- What is expected
Could you copy every line from the material below in which "subtitle" appears?
|---|
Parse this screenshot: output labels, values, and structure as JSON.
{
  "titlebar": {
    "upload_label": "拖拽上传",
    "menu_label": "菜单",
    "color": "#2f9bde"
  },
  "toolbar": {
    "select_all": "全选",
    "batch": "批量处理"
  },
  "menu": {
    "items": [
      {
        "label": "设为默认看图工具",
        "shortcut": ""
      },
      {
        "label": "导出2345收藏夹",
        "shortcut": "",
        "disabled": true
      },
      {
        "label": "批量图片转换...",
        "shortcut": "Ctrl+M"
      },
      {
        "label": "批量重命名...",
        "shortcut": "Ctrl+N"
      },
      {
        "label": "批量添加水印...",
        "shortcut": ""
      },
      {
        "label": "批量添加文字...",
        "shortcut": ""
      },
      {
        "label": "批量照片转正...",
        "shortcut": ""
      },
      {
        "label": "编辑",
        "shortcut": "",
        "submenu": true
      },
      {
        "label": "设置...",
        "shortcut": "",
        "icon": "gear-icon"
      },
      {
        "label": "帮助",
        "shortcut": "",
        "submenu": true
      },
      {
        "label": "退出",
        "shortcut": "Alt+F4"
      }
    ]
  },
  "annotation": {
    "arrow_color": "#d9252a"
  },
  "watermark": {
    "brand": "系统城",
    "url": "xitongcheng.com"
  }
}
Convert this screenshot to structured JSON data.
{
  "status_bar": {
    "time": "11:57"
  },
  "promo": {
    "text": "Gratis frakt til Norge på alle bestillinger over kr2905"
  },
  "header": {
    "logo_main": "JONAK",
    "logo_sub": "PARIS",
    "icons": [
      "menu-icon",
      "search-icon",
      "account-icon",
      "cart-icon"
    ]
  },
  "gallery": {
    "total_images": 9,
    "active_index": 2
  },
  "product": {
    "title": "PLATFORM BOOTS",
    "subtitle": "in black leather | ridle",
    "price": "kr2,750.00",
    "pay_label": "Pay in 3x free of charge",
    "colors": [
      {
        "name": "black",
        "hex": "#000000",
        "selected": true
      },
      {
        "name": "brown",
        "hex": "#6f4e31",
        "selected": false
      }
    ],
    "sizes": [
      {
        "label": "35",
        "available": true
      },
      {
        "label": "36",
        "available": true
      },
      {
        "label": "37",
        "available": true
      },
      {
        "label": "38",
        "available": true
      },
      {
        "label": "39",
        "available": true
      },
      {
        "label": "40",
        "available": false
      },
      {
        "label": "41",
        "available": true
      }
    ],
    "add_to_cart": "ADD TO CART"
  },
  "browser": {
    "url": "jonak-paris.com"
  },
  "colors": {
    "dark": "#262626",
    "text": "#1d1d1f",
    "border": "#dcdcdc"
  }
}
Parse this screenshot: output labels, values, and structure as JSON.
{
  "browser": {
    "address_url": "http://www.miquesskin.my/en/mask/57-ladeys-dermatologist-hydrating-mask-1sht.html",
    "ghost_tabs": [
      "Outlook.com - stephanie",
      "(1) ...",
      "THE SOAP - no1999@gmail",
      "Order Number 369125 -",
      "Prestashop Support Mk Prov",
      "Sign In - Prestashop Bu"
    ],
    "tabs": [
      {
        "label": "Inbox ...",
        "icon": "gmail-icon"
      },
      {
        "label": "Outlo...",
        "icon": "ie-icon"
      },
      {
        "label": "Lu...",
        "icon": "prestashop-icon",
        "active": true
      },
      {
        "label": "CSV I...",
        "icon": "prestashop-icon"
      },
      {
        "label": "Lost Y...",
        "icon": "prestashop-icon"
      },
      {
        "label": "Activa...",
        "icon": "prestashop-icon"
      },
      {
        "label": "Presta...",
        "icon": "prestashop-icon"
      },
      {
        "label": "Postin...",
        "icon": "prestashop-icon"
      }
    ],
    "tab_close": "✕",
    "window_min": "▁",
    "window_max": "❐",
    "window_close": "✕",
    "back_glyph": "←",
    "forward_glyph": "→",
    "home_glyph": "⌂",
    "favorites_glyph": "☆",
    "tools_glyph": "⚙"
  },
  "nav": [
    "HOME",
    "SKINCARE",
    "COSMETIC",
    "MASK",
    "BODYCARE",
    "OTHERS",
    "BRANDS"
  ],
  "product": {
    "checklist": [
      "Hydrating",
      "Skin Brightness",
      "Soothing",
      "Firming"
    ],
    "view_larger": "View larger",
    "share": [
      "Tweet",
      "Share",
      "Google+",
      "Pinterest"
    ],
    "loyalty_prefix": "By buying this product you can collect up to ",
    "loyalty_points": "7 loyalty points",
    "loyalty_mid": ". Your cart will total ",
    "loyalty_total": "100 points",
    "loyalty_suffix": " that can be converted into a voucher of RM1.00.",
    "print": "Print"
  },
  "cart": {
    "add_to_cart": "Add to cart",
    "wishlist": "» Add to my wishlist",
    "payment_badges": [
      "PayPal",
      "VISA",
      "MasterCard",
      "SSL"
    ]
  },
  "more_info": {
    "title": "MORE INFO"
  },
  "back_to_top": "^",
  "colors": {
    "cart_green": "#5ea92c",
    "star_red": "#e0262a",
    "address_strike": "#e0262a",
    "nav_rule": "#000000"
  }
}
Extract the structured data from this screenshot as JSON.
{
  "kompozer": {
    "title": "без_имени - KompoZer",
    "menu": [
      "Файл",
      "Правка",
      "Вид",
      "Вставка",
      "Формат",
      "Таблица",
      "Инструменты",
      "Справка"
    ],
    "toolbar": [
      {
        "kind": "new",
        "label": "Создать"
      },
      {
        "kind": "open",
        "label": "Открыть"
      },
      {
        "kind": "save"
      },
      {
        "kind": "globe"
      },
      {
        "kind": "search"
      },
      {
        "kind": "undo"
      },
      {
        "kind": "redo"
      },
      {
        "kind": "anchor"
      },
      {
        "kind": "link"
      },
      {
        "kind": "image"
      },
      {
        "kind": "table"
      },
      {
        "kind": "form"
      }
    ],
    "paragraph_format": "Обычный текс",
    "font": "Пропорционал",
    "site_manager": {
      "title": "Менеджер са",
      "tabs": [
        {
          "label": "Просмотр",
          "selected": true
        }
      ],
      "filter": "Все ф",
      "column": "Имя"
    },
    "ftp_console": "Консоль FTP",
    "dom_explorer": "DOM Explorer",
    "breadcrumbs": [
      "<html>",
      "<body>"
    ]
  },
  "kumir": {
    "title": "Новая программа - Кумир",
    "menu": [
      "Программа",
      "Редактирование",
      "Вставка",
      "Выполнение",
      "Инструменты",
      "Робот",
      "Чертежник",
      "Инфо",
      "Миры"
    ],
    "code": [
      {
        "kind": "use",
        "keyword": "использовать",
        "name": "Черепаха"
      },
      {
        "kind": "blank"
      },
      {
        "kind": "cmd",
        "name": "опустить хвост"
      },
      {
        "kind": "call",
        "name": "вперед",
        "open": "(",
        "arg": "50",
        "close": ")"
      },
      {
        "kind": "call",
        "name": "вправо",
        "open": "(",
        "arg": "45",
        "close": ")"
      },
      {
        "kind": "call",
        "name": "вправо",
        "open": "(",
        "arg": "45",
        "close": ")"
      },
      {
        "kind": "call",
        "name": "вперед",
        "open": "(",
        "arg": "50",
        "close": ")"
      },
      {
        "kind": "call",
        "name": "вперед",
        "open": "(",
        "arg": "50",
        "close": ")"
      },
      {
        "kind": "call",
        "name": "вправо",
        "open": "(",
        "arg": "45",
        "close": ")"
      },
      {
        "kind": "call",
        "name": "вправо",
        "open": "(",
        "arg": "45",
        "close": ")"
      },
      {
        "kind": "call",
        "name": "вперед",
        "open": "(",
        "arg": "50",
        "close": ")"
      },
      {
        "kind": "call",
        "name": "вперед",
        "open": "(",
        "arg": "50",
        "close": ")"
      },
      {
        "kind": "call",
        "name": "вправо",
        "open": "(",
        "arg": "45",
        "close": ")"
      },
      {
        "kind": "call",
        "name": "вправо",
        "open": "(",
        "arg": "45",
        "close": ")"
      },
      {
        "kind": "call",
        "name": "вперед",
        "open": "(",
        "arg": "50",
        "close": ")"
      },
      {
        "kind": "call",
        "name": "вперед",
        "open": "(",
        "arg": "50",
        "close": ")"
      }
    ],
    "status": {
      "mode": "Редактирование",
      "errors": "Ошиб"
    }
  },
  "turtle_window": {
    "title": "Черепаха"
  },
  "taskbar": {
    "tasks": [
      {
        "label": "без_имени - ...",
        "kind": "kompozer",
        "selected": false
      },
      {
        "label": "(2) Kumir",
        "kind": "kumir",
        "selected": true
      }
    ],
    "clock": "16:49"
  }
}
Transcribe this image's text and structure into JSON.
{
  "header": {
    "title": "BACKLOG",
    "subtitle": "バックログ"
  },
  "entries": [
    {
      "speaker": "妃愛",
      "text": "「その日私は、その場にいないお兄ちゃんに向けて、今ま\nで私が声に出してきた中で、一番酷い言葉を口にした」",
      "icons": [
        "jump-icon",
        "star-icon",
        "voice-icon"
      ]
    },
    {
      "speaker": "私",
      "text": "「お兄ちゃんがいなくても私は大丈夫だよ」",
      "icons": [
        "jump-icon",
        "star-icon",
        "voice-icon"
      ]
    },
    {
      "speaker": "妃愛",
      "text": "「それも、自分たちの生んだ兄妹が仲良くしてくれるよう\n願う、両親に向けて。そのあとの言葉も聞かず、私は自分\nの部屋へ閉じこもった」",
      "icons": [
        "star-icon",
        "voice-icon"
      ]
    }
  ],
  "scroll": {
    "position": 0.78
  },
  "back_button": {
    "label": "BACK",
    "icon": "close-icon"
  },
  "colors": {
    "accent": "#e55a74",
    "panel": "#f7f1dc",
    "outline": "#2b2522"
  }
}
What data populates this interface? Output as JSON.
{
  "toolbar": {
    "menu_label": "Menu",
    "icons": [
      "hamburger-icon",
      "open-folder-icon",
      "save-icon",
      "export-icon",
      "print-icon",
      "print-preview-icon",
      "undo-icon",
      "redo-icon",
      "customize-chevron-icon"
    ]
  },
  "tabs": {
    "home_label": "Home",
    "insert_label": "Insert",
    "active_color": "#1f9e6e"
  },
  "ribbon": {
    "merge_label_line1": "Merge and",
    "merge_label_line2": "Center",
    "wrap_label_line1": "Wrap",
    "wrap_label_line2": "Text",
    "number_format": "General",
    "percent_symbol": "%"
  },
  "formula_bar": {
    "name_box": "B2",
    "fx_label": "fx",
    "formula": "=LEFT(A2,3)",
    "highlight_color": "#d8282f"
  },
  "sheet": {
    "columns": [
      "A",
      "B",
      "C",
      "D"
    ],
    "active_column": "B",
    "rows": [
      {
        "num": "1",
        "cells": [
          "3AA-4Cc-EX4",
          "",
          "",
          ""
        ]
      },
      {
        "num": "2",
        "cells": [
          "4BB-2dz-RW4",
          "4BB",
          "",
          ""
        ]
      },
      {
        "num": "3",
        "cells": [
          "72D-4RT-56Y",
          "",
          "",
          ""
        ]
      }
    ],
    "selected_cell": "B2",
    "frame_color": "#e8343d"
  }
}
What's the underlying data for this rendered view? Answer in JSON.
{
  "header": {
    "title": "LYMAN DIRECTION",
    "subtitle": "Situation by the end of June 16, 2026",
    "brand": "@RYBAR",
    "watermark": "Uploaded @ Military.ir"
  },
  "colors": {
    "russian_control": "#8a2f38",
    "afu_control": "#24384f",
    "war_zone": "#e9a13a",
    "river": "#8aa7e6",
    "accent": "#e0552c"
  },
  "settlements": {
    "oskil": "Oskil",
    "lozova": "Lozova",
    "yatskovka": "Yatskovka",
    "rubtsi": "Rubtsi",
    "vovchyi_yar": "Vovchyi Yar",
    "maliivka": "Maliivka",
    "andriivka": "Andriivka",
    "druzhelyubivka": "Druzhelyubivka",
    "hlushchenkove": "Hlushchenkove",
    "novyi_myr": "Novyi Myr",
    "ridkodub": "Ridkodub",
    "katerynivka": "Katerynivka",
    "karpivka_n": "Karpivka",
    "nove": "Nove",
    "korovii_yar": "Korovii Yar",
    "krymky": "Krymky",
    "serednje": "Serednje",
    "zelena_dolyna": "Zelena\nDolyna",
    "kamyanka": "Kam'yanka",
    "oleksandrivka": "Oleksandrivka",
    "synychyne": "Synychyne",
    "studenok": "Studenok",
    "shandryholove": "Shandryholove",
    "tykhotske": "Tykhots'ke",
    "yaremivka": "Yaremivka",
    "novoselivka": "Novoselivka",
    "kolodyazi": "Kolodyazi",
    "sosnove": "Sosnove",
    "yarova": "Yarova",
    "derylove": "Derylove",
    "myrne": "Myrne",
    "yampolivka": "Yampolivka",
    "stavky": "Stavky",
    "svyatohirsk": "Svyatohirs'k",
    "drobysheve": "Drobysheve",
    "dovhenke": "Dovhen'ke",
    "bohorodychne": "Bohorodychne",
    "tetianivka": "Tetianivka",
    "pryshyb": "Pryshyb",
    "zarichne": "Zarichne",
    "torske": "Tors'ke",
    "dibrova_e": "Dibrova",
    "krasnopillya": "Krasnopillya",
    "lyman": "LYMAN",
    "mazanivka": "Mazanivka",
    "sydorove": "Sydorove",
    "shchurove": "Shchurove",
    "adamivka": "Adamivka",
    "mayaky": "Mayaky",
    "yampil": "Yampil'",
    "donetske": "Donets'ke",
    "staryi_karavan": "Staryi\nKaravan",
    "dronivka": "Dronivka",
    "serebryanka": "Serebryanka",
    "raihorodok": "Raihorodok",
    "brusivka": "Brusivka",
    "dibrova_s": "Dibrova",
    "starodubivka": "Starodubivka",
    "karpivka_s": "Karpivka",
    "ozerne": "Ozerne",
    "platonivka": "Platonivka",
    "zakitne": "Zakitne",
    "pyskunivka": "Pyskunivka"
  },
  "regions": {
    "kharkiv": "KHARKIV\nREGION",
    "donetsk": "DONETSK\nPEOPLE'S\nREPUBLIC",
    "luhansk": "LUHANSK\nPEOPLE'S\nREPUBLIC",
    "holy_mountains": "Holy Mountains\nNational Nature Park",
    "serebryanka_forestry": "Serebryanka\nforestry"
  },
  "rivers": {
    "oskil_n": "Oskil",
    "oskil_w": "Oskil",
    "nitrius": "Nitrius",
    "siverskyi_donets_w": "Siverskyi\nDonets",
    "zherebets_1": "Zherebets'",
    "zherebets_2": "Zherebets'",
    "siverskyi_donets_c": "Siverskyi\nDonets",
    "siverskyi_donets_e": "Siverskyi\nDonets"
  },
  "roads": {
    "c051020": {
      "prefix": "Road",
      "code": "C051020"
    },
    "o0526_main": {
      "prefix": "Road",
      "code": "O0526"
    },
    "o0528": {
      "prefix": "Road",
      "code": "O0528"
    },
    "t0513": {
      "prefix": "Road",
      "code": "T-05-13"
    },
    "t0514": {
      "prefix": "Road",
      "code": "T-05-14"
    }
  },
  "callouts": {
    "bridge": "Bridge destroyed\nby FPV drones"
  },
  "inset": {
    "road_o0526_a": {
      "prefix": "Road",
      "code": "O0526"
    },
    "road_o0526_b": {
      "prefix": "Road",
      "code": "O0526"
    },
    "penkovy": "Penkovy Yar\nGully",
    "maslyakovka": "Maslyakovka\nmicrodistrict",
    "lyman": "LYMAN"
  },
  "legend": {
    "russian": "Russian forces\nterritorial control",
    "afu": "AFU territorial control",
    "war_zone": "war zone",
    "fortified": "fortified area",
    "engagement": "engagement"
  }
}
|---|
- Response to this task
    "subtitle": "in black leather | ridle",
    "subtitle": "バックログ"
    "subtitle": "Situation by the end of June 16, 2026",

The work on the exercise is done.